> _DATA PROVIDED_
——————

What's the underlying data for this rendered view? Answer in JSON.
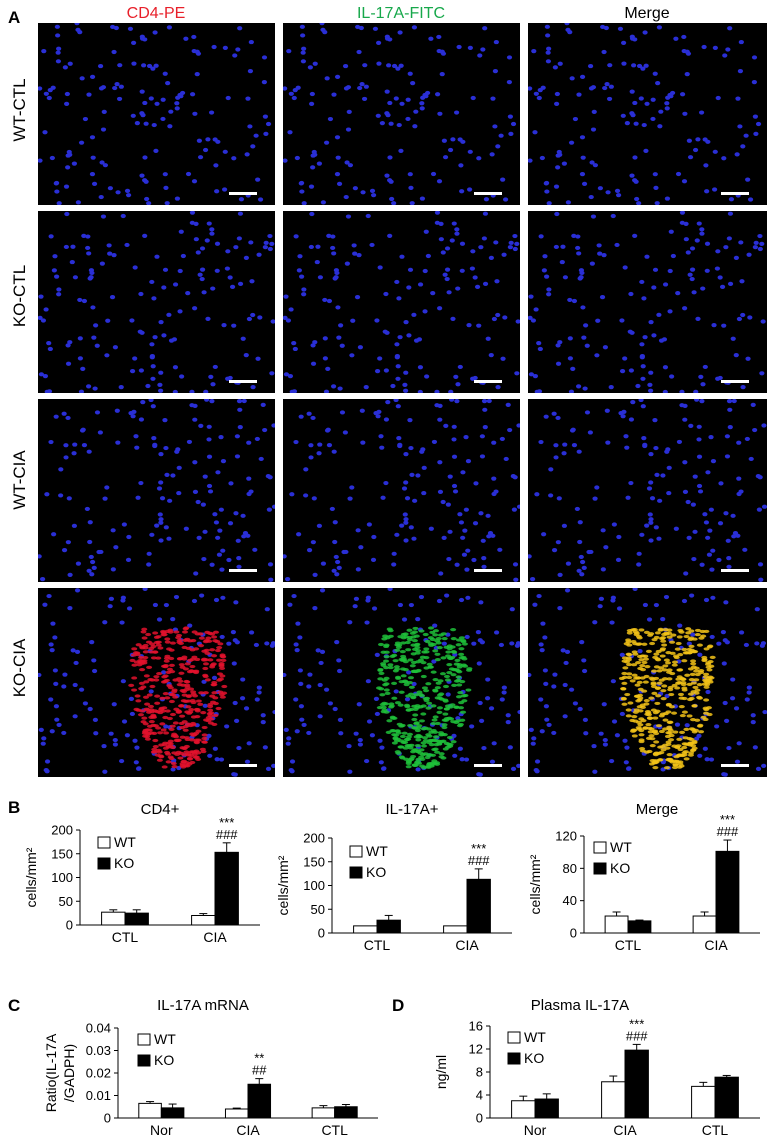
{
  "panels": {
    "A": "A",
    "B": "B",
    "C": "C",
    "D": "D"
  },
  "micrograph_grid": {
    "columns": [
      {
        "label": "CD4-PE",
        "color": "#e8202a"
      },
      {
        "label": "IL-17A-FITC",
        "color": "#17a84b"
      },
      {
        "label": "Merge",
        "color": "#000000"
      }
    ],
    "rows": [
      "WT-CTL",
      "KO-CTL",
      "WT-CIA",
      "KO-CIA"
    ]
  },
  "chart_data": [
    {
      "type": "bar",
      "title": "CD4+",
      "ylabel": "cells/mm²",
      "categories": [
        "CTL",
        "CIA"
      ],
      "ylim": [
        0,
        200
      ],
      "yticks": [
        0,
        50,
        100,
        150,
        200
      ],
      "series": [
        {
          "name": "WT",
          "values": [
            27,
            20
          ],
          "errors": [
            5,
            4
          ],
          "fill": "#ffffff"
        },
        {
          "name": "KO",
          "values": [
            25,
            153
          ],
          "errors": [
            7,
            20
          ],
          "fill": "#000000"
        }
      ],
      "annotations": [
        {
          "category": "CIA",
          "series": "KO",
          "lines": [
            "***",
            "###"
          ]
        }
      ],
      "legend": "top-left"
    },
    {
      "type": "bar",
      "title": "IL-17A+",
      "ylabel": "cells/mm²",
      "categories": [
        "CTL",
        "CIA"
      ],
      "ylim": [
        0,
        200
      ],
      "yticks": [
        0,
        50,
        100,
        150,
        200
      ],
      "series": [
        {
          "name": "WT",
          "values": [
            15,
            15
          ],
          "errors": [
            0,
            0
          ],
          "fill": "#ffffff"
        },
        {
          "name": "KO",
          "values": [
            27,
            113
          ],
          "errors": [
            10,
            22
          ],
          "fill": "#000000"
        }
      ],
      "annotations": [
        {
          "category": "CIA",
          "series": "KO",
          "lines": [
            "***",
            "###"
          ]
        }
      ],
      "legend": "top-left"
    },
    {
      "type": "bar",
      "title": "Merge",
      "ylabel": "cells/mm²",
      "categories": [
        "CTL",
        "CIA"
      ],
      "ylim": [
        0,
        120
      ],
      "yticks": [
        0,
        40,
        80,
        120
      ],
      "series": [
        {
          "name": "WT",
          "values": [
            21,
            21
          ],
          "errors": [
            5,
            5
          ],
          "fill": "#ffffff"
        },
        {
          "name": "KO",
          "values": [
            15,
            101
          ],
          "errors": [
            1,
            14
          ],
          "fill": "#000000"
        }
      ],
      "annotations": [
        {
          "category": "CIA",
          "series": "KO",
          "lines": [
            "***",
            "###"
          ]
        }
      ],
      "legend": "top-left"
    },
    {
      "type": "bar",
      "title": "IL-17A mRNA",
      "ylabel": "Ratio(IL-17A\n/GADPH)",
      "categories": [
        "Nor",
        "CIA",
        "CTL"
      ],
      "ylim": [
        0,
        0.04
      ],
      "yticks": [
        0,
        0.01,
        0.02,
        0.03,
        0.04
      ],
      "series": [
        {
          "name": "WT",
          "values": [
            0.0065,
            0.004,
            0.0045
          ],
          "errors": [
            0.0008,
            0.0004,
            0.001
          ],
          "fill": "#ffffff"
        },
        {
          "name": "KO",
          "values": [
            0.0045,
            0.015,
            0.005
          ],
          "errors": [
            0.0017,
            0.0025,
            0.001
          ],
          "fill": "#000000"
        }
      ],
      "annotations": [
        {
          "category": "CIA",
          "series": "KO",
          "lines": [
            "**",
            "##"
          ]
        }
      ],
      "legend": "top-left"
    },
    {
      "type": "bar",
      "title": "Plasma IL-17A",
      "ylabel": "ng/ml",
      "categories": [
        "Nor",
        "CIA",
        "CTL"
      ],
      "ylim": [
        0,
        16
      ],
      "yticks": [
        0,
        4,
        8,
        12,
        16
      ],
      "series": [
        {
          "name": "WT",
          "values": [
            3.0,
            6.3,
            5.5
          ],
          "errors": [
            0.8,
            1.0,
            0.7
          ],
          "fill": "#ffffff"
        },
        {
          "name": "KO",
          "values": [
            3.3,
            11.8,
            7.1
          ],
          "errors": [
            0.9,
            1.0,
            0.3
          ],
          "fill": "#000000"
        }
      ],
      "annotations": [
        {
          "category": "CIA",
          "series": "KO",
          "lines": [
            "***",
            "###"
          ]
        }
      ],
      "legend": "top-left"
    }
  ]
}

——————

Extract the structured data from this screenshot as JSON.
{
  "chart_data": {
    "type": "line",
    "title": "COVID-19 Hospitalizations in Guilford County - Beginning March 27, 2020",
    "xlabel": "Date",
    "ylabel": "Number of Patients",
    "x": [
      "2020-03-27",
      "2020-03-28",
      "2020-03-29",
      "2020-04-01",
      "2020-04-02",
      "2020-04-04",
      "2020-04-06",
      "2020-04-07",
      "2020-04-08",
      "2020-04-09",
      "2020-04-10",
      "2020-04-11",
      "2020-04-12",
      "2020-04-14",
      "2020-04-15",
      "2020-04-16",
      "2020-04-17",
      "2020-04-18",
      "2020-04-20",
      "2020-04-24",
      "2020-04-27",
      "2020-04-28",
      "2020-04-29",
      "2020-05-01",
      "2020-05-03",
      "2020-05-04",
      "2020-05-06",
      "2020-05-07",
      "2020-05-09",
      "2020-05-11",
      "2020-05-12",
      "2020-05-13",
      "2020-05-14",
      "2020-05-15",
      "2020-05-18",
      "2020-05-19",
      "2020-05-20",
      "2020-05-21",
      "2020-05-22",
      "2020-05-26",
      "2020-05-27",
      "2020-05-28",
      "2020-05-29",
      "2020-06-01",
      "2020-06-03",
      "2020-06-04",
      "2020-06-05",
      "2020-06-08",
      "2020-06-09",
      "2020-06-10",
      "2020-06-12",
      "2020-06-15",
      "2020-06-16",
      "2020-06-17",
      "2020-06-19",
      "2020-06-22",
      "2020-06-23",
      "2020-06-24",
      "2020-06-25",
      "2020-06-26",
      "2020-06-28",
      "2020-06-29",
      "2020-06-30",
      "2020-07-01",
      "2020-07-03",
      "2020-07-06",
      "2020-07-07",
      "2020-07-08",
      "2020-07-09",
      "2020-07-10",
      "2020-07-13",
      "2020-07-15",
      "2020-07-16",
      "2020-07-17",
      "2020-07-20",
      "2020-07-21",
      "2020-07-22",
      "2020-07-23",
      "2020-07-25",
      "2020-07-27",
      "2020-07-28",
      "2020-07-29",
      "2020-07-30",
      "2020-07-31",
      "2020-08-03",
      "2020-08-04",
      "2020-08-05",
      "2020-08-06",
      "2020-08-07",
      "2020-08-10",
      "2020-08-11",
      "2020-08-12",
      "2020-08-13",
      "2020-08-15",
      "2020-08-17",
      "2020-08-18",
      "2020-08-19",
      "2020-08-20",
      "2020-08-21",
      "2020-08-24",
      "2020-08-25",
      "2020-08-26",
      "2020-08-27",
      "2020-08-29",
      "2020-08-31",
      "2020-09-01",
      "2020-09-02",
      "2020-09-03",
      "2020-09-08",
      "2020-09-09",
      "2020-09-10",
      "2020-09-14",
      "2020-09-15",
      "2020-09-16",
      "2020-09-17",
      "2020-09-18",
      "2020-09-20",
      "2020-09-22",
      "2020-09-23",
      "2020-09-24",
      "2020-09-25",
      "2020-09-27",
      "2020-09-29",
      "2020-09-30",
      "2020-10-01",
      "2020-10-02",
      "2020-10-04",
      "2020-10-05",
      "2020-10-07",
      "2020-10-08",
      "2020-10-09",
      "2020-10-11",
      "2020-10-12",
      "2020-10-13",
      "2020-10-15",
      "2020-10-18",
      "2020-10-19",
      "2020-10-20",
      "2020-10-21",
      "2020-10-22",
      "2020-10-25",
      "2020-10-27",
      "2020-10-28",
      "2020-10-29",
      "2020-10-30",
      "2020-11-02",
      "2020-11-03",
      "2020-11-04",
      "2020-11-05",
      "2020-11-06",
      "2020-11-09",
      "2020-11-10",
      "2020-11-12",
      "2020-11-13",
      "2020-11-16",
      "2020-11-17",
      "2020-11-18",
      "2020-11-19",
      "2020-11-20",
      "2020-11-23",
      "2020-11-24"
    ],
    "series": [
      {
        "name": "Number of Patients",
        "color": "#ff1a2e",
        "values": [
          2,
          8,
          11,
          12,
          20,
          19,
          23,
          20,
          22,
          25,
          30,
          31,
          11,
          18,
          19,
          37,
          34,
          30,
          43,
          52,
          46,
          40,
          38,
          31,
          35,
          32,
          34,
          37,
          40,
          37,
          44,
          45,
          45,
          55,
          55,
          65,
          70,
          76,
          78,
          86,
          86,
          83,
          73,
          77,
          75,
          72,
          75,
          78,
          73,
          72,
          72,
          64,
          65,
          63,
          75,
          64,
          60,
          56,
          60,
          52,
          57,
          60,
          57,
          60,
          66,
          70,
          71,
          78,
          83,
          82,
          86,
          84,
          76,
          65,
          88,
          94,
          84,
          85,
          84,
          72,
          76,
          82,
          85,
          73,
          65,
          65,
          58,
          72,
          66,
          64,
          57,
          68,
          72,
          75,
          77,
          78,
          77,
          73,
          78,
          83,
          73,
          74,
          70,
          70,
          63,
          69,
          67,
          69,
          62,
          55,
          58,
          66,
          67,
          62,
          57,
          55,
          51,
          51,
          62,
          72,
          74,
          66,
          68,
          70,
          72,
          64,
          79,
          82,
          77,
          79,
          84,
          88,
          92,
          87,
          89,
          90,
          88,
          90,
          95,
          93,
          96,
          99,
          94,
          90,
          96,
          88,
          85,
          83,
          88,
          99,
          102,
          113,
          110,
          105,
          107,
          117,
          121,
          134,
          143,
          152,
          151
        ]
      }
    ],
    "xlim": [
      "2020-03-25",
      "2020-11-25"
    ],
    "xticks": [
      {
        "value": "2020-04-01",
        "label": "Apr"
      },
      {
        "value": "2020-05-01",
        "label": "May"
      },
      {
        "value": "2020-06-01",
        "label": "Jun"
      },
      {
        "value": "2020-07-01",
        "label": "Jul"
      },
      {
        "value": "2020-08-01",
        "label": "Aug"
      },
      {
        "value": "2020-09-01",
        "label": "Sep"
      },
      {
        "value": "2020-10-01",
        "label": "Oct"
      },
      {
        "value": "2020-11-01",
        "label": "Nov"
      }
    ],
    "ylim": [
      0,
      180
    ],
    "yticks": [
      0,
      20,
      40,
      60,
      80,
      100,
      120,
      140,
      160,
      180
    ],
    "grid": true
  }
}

——————

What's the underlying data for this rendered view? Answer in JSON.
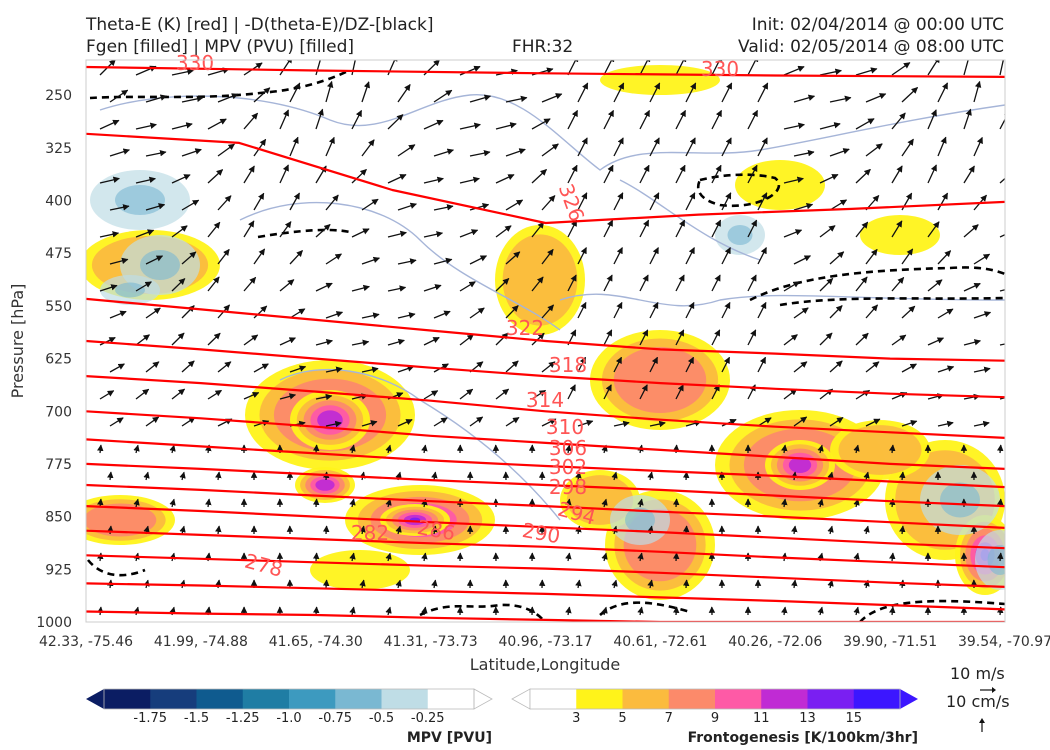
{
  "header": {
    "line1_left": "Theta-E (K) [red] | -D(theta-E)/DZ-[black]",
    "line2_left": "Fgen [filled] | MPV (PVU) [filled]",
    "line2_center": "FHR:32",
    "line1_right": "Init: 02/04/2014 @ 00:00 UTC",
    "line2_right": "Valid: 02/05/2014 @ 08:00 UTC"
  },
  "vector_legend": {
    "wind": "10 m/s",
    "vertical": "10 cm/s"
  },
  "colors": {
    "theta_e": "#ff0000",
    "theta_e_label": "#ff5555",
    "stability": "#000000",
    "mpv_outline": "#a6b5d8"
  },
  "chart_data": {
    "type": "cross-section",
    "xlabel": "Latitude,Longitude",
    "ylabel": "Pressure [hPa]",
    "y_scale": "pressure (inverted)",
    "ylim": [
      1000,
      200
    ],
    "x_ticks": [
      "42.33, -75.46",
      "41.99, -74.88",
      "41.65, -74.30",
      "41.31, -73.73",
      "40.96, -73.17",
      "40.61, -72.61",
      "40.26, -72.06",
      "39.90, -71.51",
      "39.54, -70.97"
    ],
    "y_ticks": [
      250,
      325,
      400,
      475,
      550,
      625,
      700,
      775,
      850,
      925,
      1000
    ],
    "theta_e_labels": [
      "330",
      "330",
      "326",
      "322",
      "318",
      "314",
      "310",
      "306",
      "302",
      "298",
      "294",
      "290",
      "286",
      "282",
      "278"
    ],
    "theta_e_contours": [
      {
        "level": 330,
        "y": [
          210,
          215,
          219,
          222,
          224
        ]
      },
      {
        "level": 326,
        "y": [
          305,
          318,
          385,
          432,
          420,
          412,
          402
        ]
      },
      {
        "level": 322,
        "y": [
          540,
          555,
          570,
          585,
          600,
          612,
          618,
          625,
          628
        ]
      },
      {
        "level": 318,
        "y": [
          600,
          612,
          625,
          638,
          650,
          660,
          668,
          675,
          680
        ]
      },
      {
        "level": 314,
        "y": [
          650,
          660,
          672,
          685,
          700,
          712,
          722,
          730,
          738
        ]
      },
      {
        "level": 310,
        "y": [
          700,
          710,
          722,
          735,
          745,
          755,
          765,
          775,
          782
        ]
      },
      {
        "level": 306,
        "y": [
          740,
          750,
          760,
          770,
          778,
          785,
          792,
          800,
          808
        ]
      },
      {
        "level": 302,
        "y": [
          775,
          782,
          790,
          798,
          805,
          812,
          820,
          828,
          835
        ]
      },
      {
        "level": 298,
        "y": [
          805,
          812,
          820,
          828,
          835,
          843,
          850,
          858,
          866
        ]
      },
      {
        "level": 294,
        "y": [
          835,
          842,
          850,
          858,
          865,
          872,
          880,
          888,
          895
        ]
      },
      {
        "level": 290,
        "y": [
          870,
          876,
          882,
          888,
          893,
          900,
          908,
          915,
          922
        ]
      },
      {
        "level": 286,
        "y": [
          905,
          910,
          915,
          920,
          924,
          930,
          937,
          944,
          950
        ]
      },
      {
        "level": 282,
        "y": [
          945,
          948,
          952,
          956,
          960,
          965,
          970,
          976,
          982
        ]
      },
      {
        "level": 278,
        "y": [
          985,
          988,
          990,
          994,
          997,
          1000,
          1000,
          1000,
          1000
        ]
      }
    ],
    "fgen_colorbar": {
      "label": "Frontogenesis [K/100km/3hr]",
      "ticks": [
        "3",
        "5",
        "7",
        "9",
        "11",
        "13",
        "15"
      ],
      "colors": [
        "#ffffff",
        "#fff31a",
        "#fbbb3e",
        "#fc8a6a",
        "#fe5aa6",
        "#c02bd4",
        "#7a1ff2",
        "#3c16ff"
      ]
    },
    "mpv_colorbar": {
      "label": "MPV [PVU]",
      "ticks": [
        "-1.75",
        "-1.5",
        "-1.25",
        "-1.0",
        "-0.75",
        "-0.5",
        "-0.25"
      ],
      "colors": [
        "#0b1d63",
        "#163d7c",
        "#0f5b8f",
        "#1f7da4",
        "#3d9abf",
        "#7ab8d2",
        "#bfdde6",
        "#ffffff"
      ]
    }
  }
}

——————

> _YOUR TASK_
Using the material above, filter for lines holding "ylabel" and copy each one.

> _ANSWER SECTION_
      "ylabel": "cells/mm²",
      "ylabel": "cells/mm²",
      "ylabel": "cells/mm²",
      "ylabel": "Ratio(IL-17A\n/GADPH)",
      "ylabel": "ng/ml",
    "ylabel": "Number of Patients",
    "ylabel": "Pressure [hPa]",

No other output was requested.